___ DATA EXCERPTS ___
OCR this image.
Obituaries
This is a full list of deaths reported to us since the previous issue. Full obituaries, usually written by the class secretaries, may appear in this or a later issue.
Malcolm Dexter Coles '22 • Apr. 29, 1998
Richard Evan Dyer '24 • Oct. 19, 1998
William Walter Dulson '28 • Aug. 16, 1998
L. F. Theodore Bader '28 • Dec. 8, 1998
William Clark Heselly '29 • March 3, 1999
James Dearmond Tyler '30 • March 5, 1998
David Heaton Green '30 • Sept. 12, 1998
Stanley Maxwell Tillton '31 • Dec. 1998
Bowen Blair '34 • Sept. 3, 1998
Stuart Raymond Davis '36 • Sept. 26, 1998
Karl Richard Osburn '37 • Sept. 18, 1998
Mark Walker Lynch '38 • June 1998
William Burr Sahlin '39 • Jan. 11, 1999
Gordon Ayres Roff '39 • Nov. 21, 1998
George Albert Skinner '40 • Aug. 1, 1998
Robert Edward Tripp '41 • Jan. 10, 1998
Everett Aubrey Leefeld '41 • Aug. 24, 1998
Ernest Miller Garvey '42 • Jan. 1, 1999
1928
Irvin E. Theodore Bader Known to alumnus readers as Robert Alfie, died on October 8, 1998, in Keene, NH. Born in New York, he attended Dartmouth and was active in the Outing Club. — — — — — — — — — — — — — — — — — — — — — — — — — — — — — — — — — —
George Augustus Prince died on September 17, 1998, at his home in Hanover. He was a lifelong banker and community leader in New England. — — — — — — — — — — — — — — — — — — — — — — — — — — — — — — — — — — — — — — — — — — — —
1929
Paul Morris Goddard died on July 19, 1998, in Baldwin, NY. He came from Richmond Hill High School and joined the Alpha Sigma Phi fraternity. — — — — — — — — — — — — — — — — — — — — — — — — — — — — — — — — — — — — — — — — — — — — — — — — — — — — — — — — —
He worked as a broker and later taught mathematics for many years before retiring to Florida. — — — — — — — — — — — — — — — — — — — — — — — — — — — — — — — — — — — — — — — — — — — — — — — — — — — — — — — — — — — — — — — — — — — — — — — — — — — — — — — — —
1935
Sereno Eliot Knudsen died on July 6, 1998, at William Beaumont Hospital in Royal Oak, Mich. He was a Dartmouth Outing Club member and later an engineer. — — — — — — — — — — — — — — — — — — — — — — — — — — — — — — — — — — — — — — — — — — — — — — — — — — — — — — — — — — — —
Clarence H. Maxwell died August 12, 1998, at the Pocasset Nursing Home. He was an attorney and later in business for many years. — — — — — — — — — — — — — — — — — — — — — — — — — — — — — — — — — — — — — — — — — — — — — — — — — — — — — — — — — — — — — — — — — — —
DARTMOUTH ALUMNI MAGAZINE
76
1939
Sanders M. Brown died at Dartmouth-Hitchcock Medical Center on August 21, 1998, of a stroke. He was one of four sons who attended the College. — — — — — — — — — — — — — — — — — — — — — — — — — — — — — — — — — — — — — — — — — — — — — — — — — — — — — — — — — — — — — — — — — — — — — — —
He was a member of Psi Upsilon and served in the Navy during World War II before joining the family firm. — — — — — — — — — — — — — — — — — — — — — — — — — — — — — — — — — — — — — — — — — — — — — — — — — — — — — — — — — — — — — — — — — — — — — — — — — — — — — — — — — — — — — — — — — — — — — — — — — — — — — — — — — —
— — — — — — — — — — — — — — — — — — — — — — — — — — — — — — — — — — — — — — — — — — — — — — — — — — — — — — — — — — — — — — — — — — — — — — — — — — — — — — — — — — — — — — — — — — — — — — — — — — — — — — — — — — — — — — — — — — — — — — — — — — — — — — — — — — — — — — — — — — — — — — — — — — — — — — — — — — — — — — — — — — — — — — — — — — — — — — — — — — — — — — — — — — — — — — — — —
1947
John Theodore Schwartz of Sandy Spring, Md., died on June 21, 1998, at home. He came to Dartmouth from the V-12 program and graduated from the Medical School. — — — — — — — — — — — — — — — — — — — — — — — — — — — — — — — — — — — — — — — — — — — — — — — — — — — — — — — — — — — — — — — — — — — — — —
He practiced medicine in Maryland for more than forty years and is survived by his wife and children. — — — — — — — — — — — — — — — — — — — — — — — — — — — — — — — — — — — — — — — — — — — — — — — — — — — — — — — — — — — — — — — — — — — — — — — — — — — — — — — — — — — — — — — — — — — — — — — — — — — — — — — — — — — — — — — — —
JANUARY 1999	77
___
* **PROBLEM**
Output all records verbatim.

* **WRITTEN SOLUTION**
OCR this image.
Obituaries
This is a full list of deaths reported to us since the previous issue. Full obituaries, usually written by the class secretaries, may appear in this or a later issue.
Malcolm Dexter Coles '22 • Apr. 29, 1998
Richard Evan Dyer '24 • Oct. 19, 1998
William Walter Dulson '28 • Aug. 16, 1998
L. F. Theodore Bader '28 • Dec. 8, 1998
William Clark Heselly '29 • March 3, 1999
James Dearmond Tyler '30 • March 5, 1998
David Heaton Green '30 • Sept. 12, 1998
Stanley Maxwell Tillton '31 • Dec. 1998
Bowen Blair '34 • Sept. 3, 1998
Stuart Raymond Davis '36 • Sept. 26, 1998
Karl Richard Osburn '37 • Sept. 18, 1998
Mark Walker Lynch '38 • June 1998
William Burr Sahlin '39 • Jan. 11, 1999
Gordon Ayres Roff '39 • Nov. 21, 1998
George Albert Skinner '40 • Aug. 1, 1998
Robert Edward Tripp '41 • Jan. 10, 1998
Everett Aubrey Leefeld '41 • Aug. 24, 1998
Ernest Miller Garvey '42 • Jan. 1, 1999
1928
Irvin E. Theodore Bader Known to alumnus readers as Robert Alfie, died on October 8, 1998, in Keene, NH. Born in New York, he attended Dartmouth and was active in the Outing Club. — — — — — — — — — — — — — — — — — — — — — — — — — — — — — — — — — —
George Augustus Prince died on September 17, 1998, at his home in Hanover. He was a lifelong banker and community leader in New England. — — — — — — — — — — — — — — — — — — — — — — — — — — — — — — — — — — — — — — — — — — — —
1929
Paul Morris Goddard died on July 19, 1998, in Baldwin, NY. He came from Richmond Hill High School and joined the Alpha Sigma Phi fraternity. — — — — — — — — — — — — — — — — — — — — — — — — — — — — — — — — — — — — — — — — — — — — — — — — — — — — — — — — —
He worked as a broker and later taught mathematics for many years before retiring to Florida. — — — — — — — — — — — — — — — — — — — — — — — — — — — — — — — — — — — — — — — — — — — — — — — — — — — — — — — — — — — — — — — — — — — — — — — — — — — — — — — — —
1935
Sereno Eliot Knudsen died on July 6, 1998, at William Beaumont Hospital in Royal Oak, Mich. He was a Dartmouth Outing Club member and later an engineer. — — — — — — — — — — — — — — — — — — — — — — — — — — — — — — — — — — — — — — — — — — — — — — — — — — — — — — — — — — — —
Clarence H. Maxwell died August 12, 1998, at the Pocasset Nursing Home. He was an attorney and later in business for many years. — — — — — — — — — — — — — — — — — — — — — — — — — — — — — — — — — — — — — — — — — — — — — — — — — — — — — — — — — — — — — — — — — — —
DARTMOUTH ALUMNI MAGAZINE
76
1939
Sanders M. Brown died at Dartmouth-Hitchcock Medical Center on August 21, 1998, of a stroke. He was one of four sons who attended the College. — — — — — — — — — — — — — — — — — — — — — — — — — — — — — — — — — — — — — — — — — — — — — — — — — — — — — — — — — — — — — — — — — — — — — — —
He was a member of Psi Upsilon and served in the Navy during World War II before joining the family firm. — — — — — — — — — — — — — — — — — — — — — — — — — — — — — — — — — — — — — — — — — — — — — — — — — — — — — — — — — — — — — — — — — — — — — — — — — — — — — — — — — — — — — — — — — — — — — — — — — — — — — — — — — —
— — — — — — — — — — — — — — — — — — — — — — — — — — — — — — — — — — — — — — — — — — — — — — — — — — — — — — — — — — — — — — — — — — — — — — — — — — — — — — — — — — — — — — — — — — — — — — — — — — — — — — — — — — — — — — — — — — — — — — — — — — — — — — — — — — — — — — — — — — — — — — — — — — — — — — — — — — — — — — — — — — — — — — — — — — — — — — — — — — — — — — — — — — — — — — — — —
1947
John Theodore Schwartz of Sandy Spring, Md., died on June 21, 1998, at home. He came to Dartmouth from the V-12 program and graduated from the Medical School. — — — — — — — — — — — — — — — — — — — — — — — — — — — — — — — — — — — — — — — — — — — — — — — — — — — — — — — — — — — — — — — — — — — — — —
He practiced medicine in Maryland for more than forty years and is survived by his wife and children. — — — — — — — — — — — — — — — — — — — — — — — — — — — — — — — — — — — — — — — — — — — — — — — — — — — — — — — — — — — — — — — — — — — — — — — — — — — — — — — — — — — — — — — — — — — — — — — — — — — — — — — — — — — — — — — — —
JANUARY 1999	77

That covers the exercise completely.